■ **Dataset extract**:
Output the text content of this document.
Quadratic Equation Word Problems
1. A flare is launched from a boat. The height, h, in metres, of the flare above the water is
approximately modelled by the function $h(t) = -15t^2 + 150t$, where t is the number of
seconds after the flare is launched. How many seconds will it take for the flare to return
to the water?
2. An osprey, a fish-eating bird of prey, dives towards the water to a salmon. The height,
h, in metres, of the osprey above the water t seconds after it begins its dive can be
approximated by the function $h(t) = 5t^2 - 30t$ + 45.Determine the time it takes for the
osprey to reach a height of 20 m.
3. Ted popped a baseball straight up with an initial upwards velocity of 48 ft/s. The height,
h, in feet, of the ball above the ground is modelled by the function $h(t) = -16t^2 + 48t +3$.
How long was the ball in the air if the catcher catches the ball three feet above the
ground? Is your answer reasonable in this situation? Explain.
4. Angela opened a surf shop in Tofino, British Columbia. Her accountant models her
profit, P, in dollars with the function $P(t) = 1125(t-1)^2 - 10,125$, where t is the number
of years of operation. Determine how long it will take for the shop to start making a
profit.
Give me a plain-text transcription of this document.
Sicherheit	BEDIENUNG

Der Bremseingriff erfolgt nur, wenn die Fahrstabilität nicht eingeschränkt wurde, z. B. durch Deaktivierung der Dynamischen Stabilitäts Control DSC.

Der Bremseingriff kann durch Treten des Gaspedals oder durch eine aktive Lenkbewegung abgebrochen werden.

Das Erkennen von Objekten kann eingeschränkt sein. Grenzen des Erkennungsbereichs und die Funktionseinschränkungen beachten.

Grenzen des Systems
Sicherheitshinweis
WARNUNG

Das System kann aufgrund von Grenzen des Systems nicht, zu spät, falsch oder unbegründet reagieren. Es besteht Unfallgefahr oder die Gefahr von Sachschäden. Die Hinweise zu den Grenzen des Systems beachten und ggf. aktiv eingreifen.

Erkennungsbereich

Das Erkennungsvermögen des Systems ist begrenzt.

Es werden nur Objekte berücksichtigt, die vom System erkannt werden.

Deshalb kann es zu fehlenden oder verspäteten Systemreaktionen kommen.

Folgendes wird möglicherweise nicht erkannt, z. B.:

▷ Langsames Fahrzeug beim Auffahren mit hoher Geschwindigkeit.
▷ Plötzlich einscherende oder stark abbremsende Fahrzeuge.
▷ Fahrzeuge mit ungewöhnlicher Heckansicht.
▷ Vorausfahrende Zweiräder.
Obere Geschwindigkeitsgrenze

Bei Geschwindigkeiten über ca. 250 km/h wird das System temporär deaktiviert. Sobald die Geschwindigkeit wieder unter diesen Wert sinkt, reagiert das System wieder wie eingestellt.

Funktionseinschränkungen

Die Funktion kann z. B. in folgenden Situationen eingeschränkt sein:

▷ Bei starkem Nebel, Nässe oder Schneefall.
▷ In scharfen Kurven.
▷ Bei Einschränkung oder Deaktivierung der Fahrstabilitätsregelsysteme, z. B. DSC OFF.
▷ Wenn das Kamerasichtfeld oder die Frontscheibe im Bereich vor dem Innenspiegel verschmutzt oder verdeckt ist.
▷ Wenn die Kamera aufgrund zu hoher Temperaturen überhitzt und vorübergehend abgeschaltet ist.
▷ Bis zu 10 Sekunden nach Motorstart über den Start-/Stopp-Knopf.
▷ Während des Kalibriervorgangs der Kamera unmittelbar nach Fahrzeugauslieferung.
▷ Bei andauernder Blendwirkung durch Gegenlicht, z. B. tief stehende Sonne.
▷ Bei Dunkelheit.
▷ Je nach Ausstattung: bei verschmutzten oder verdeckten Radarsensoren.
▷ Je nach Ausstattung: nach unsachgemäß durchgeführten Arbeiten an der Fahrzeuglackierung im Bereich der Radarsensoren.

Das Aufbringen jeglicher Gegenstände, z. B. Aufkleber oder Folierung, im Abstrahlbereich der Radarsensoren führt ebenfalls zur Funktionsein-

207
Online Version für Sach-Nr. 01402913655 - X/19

■ **What to produce**:
Your task is to output all of the data above word for word.

■ **Answer to the problem**:
Output the text content of this document.
Quadratic Equation Word Problems
1. A flare is launched from a boat. The height, h, in metres, of the flare above the water is
approximately modelled by the function $h(t) = -15t^2 + 150t$, where t is the number of
seconds after the flare is launched. How many seconds will it take for the flare to return
to the water?
2. An osprey, a fish-eating bird of prey, dives towards the water to a salmon. The height,
h, in metres, of the osprey above the water t seconds after it begins its dive can be
approximated by the function $h(t) = 5t^2 - 30t$ + 45.Determine the time it takes for the
osprey to reach a height of 20 m.
3. Ted popped a baseball straight up with an initial upwards velocity of 48 ft/s. The height,
h, in feet, of the ball above the ground is modelled by the function $h(t) = -16t^2 + 48t +3$.
How long was the ball in the air if the catcher catches the ball three feet above the
ground? Is your answer reasonable in this situation? Explain.
4. Angela opened a surf shop in Tofino, British Columbia. Her accountant models her
profit, P, in dollars with the function $P(t) = 1125(t-1)^2 - 10,125$, where t is the number
of years of operation. Determine how long it will take for the shop to start making a
profit.
Give me a plain-text transcription of this document.
Sicherheit	BEDIENUNG

Der Bremseingriff erfolgt nur, wenn die Fahrstabilität nicht eingeschränkt wurde, z. B. durch Deaktivierung der Dynamischen Stabilitäts Control DSC.

Der Bremseingriff kann durch Treten des Gaspedals oder durch eine aktive Lenkbewegung abgebrochen werden.

Das Erkennen von Objekten kann eingeschränkt sein. Grenzen des Erkennungsbereichs und die Funktionseinschränkungen beachten.

Grenzen des Systems
Sicherheitshinweis
WARNUNG

Das System kann aufgrund von Grenzen des Systems nicht, zu spät, falsch oder unbegründet reagieren. Es besteht Unfallgefahr oder die Gefahr von Sachschäden. Die Hinweise zu den Grenzen des Systems beachten und ggf. aktiv eingreifen.

Erkennungsbereich

Das Erkennungsvermögen des Systems ist begrenzt.

Es werden nur Objekte berücksichtigt, die vom System erkannt werden.

Deshalb kann es zu fehlenden oder verspäteten Systemreaktionen kommen.

Folgendes wird möglicherweise nicht erkannt, z. B.:

▷ Langsames Fahrzeug beim Auffahren mit hoher Geschwindigkeit.
▷ Plötzlich einscherende oder stark abbremsende Fahrzeuge.
▷ Fahrzeuge mit ungewöhnlicher Heckansicht.
▷ Vorausfahrende Zweiräder.
Obere Geschwindigkeitsgrenze

Bei Geschwindigkeiten über ca. 250 km/h wird das System temporär deaktiviert. Sobald die Geschwindigkeit wieder unter diesen Wert sinkt, reagiert das System wieder wie eingestellt.

Funktionseinschränkungen

Die Funktion kann z. B. in folgenden Situationen eingeschränkt sein:

▷ Bei starkem Nebel, Nässe oder Schneefall.
▷ In scharfen Kurven.
▷ Bei Einschränkung oder Deaktivierung der Fahrstabilitätsregelsysteme, z. B. DSC OFF.
▷ Wenn das Kamerasichtfeld oder die Frontscheibe im Bereich vor dem Innenspiegel verschmutzt oder verdeckt ist.
▷ Wenn die Kamera aufgrund zu hoher Temperaturen überhitzt und vorübergehend abgeschaltet ist.
▷ Bis zu 10 Sekunden nach Motorstart über den Start-/Stopp-Knopf.
▷ Während des Kalibriervorgangs der Kamera unmittelbar nach Fahrzeugauslieferung.
▷ Bei andauernder Blendwirkung durch Gegenlicht, z. B. tief stehende Sonne.
▷ Bei Dunkelheit.
▷ Je nach Ausstattung: bei verschmutzten oder verdeckten Radarsensoren.
▷ Je nach Ausstattung: nach unsachgemäß durchgeführten Arbeiten an der Fahrzeuglackierung im Bereich der Radarsensoren.

Das Aufbringen jeglicher Gegenstände, z. B. Aufkleber oder Folierung, im Abstrahlbereich der Radarsensoren führt ebenfalls zur Funktionsein-

207
Online Version für Sach-Nr. 01402913655 - X/19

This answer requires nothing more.